■ Entries provided
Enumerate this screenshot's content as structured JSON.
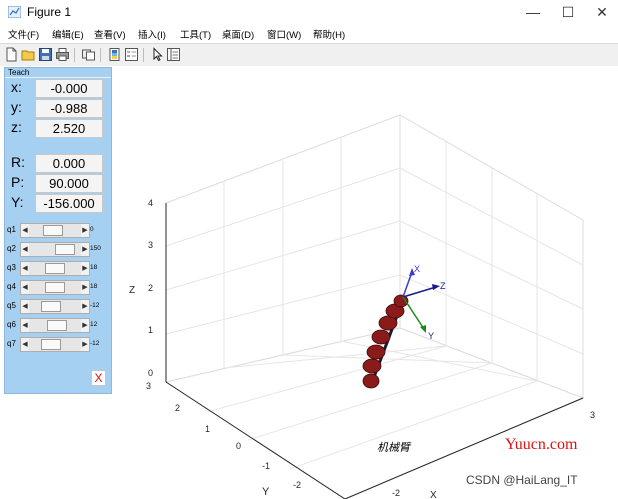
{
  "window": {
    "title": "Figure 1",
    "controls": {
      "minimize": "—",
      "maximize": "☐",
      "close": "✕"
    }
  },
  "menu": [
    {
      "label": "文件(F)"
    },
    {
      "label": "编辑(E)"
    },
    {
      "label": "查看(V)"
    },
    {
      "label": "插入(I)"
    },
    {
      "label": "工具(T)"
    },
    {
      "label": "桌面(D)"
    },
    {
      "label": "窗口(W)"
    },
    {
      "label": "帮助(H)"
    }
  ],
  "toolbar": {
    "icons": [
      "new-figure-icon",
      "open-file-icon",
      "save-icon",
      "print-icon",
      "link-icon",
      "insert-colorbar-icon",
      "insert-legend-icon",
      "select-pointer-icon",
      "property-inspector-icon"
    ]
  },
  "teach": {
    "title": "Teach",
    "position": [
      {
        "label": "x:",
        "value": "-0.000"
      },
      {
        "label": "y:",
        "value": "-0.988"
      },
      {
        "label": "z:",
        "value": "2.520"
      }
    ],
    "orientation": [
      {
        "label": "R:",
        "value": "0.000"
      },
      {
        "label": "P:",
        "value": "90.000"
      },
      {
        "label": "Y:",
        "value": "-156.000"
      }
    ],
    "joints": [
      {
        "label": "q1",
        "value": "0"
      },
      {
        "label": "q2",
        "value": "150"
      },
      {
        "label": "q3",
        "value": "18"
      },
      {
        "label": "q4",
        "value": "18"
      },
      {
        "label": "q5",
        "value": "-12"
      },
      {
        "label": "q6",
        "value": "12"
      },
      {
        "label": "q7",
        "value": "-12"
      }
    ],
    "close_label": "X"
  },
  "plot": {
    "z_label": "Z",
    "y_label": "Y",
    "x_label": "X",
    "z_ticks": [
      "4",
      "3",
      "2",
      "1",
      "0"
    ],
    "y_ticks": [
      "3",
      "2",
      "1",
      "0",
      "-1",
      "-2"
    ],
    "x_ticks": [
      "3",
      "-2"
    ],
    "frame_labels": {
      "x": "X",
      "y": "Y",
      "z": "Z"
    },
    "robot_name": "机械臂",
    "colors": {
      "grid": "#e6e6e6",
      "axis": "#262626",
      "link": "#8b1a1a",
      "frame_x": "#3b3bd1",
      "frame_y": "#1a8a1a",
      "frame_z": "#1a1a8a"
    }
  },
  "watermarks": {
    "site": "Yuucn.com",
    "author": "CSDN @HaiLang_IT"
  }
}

■ What is asked
In the entries above, find each line with the string "insert" and copy it.

■ Exercise output
      "insert-colorbar-icon",
      "insert-legend-icon",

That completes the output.